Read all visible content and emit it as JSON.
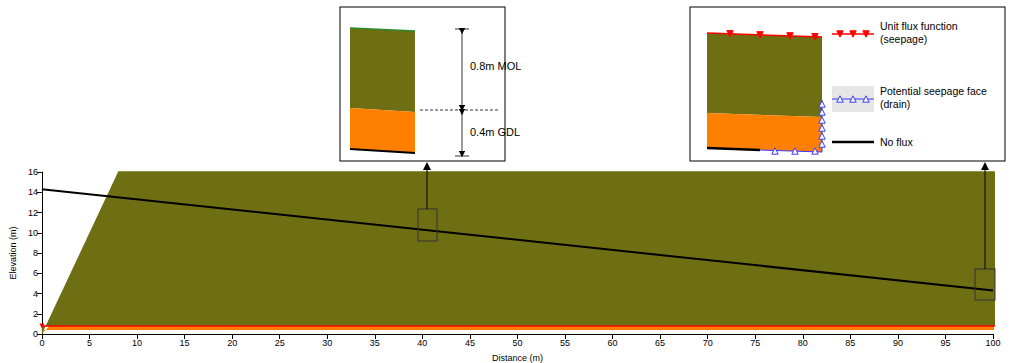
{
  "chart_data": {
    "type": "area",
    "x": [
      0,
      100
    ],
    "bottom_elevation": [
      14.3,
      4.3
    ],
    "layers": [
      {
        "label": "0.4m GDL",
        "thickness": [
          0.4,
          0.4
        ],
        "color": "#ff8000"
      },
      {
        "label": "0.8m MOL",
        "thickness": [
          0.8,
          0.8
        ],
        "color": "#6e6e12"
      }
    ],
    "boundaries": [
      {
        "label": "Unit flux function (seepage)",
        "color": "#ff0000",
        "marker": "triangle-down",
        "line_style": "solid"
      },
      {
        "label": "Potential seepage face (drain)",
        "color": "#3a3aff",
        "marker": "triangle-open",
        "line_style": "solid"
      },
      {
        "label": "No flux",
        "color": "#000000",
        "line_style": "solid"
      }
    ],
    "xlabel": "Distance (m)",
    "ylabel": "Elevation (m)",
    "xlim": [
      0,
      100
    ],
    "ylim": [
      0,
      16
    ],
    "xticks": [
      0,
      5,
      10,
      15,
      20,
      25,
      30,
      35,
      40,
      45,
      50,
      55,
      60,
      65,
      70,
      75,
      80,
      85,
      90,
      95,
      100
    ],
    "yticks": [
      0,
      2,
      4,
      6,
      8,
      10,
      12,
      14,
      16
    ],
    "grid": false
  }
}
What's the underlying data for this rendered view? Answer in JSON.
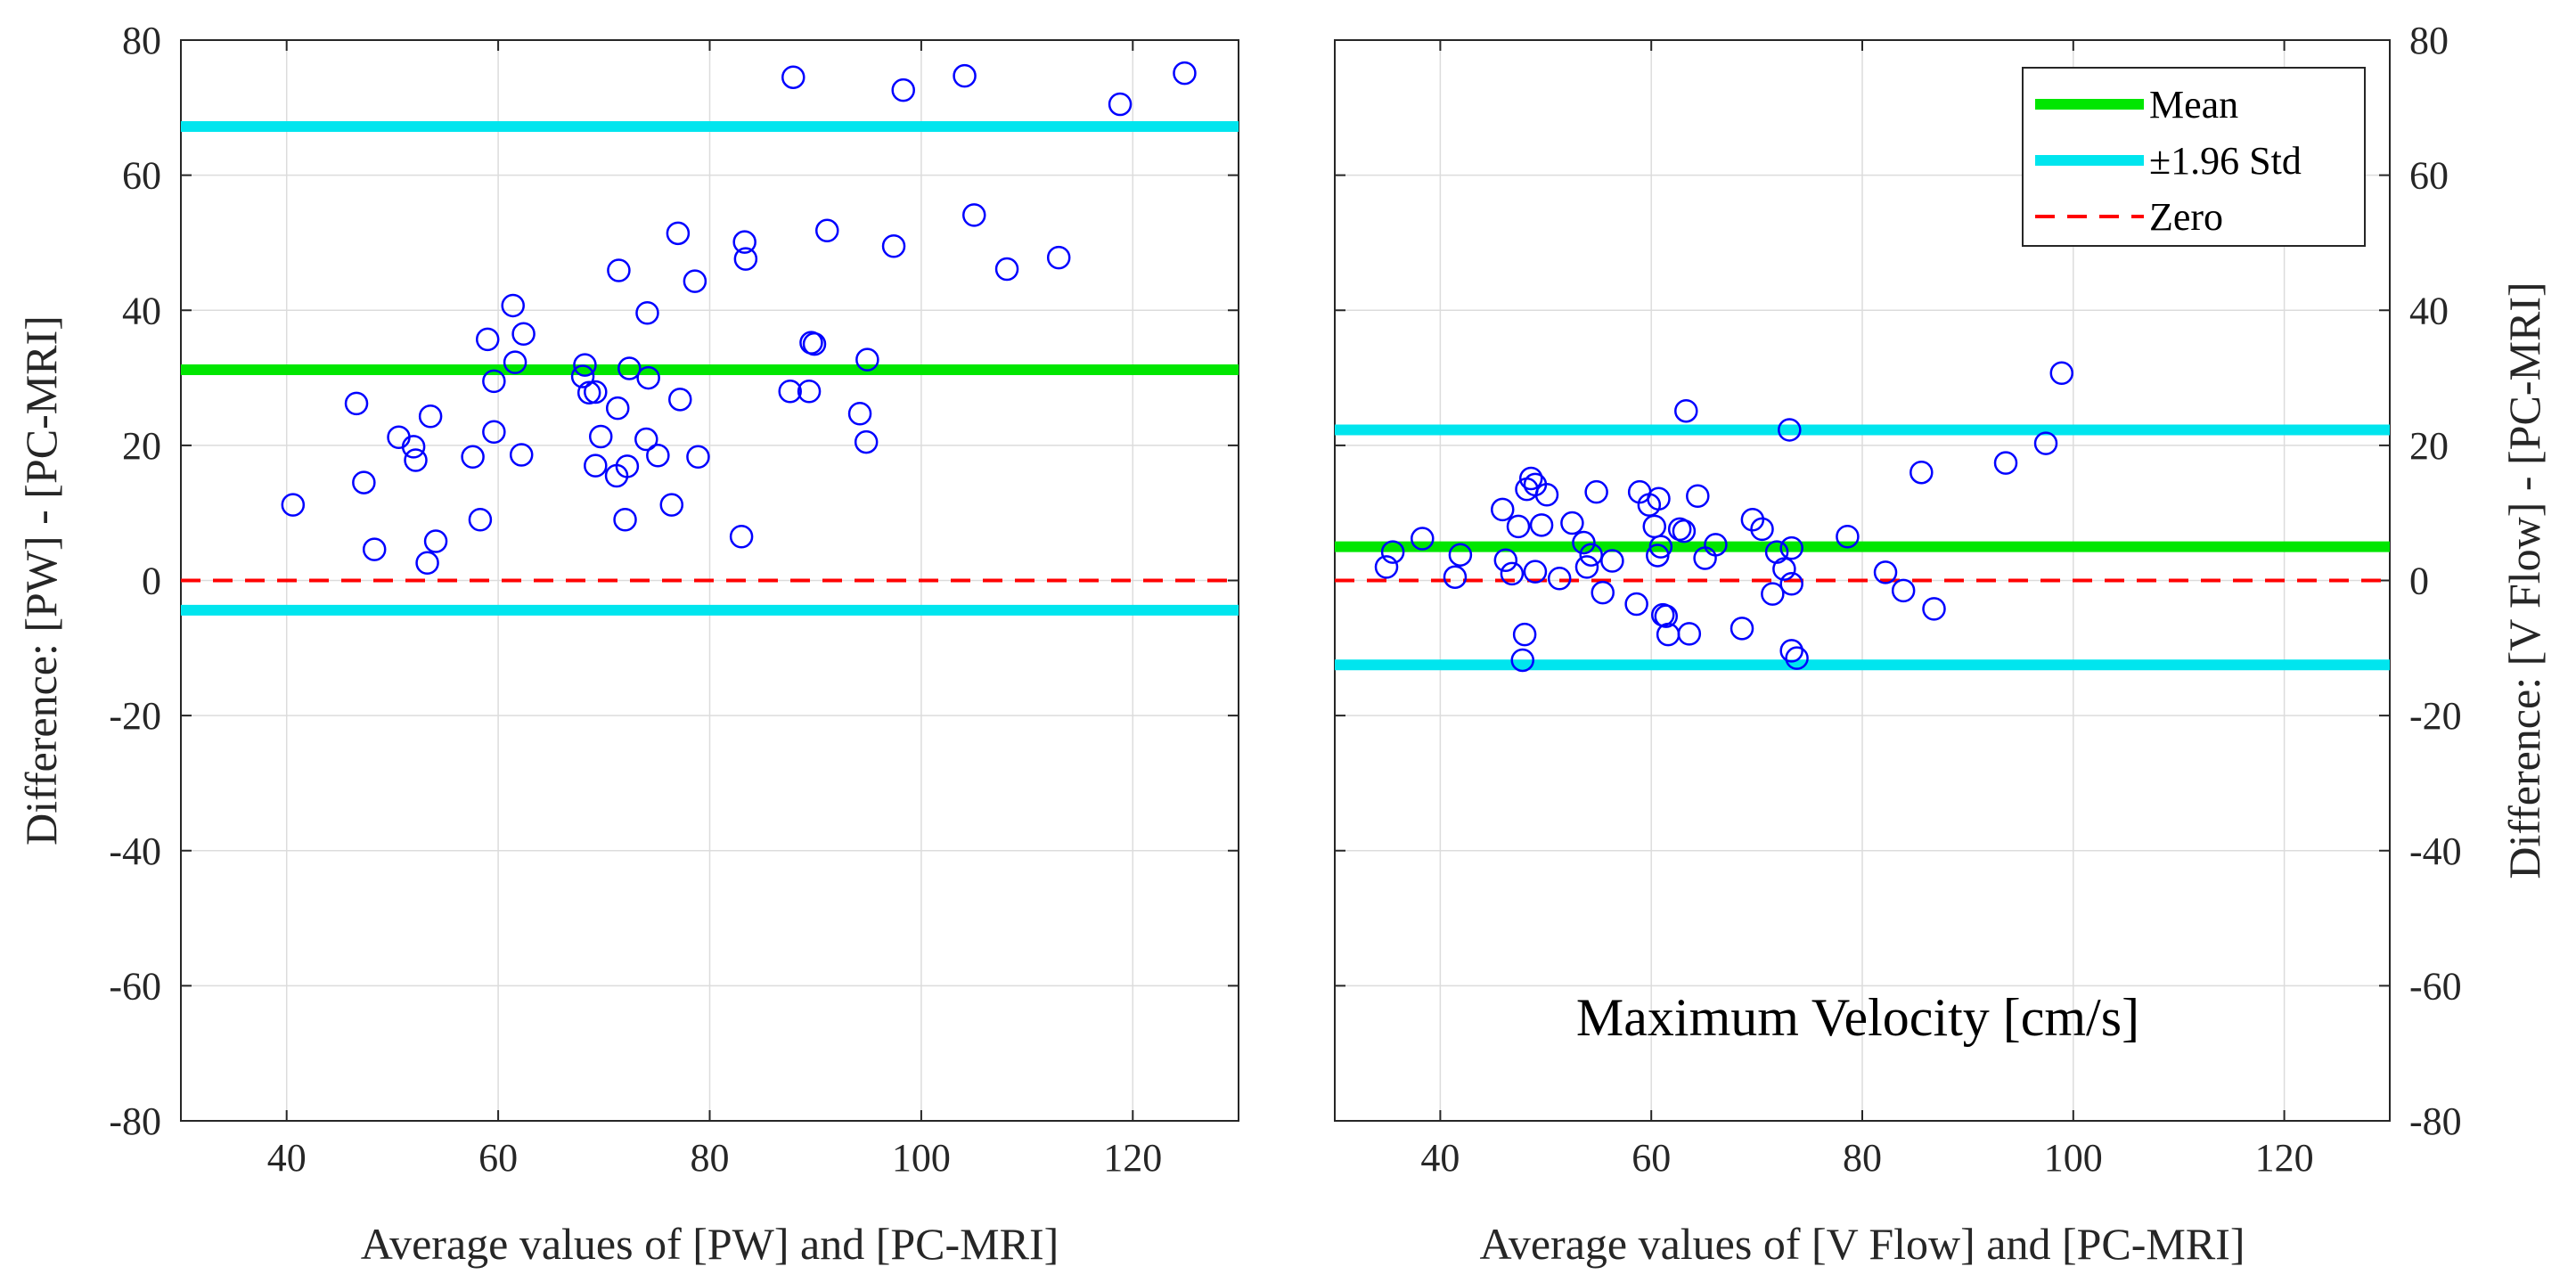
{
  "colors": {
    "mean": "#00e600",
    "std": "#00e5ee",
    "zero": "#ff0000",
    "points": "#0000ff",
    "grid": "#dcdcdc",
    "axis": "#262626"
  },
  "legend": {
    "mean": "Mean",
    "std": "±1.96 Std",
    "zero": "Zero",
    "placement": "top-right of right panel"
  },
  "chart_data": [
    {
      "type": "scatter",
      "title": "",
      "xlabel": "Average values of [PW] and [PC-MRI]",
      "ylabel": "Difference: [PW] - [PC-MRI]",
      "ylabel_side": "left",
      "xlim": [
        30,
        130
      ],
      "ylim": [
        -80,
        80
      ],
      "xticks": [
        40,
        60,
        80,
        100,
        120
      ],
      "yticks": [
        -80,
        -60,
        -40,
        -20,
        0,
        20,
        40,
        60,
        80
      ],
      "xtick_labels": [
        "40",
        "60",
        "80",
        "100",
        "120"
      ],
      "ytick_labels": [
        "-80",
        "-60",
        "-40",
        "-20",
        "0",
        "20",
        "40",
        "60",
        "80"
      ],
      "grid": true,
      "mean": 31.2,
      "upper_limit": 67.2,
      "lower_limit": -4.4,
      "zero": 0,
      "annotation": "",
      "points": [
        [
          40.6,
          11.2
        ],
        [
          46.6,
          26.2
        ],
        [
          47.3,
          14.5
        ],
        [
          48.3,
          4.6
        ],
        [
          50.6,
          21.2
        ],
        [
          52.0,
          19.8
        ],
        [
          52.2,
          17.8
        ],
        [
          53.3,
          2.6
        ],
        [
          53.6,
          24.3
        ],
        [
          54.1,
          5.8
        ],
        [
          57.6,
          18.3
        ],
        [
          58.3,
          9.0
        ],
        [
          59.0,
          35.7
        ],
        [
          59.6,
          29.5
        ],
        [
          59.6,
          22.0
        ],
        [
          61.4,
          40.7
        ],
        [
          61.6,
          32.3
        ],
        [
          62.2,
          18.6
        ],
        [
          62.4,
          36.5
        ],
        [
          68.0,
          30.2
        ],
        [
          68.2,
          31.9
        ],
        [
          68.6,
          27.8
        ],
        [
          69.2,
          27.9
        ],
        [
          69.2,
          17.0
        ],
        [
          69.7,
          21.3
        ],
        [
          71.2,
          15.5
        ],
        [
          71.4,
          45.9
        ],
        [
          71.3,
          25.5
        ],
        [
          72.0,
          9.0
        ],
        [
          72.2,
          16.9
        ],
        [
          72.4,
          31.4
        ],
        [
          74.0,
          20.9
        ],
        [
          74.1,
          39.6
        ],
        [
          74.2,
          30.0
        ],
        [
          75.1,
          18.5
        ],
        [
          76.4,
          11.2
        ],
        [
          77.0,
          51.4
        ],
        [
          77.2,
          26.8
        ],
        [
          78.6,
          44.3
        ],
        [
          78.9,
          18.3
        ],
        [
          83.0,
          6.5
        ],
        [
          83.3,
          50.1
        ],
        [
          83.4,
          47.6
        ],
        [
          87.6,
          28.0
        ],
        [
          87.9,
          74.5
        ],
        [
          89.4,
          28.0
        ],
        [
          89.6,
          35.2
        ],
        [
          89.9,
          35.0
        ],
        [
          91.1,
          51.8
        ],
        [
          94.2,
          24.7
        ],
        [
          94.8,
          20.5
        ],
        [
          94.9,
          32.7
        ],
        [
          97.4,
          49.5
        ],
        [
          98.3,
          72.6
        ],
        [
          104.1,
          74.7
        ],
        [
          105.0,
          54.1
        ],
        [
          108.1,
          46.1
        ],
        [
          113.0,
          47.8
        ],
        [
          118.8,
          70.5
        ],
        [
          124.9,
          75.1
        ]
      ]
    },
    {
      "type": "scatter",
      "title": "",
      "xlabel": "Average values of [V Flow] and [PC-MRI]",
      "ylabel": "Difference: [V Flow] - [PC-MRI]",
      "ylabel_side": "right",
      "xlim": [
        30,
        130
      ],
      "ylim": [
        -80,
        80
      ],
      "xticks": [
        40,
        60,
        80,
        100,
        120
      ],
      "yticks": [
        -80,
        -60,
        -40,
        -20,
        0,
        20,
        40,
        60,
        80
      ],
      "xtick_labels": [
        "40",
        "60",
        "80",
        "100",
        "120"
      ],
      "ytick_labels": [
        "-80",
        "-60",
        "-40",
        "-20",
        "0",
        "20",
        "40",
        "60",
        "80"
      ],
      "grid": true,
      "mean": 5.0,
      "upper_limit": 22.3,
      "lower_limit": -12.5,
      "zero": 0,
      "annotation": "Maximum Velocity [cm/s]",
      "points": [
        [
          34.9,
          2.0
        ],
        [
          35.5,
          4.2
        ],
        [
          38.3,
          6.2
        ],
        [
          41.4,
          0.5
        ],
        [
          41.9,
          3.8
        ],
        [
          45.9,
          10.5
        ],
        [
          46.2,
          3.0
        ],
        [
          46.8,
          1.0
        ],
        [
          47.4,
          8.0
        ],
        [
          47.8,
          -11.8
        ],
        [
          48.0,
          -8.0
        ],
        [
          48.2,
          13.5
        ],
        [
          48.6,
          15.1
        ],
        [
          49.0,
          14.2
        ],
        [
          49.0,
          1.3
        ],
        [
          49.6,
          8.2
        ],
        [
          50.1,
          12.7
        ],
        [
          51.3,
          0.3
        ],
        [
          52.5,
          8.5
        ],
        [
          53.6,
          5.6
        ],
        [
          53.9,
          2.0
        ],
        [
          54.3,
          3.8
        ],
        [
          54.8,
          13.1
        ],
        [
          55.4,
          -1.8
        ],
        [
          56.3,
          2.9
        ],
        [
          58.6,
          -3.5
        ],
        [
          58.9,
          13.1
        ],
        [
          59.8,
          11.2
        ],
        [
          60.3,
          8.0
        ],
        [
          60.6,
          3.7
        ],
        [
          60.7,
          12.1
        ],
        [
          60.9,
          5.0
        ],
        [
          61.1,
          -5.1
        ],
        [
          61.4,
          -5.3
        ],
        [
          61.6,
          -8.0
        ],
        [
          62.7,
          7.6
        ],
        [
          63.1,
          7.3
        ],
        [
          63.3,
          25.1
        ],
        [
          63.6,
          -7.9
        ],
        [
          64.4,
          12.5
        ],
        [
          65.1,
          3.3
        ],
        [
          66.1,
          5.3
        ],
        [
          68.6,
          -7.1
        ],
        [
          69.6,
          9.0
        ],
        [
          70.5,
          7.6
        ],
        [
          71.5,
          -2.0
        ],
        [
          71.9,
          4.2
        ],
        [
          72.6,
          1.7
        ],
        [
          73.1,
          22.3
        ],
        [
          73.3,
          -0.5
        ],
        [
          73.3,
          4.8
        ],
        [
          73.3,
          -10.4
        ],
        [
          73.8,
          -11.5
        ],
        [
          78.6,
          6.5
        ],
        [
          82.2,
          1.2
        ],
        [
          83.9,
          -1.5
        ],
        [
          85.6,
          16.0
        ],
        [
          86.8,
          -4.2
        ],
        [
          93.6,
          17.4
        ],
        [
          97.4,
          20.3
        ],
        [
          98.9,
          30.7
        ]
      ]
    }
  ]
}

WRITTEN REQUEST:
Show the lines of the data that hold the word "grid".

OUTPUT OF THE TASK:
    "grid": false
    "grid": "#dcdcdc",
      "grid": true,
      "grid": true,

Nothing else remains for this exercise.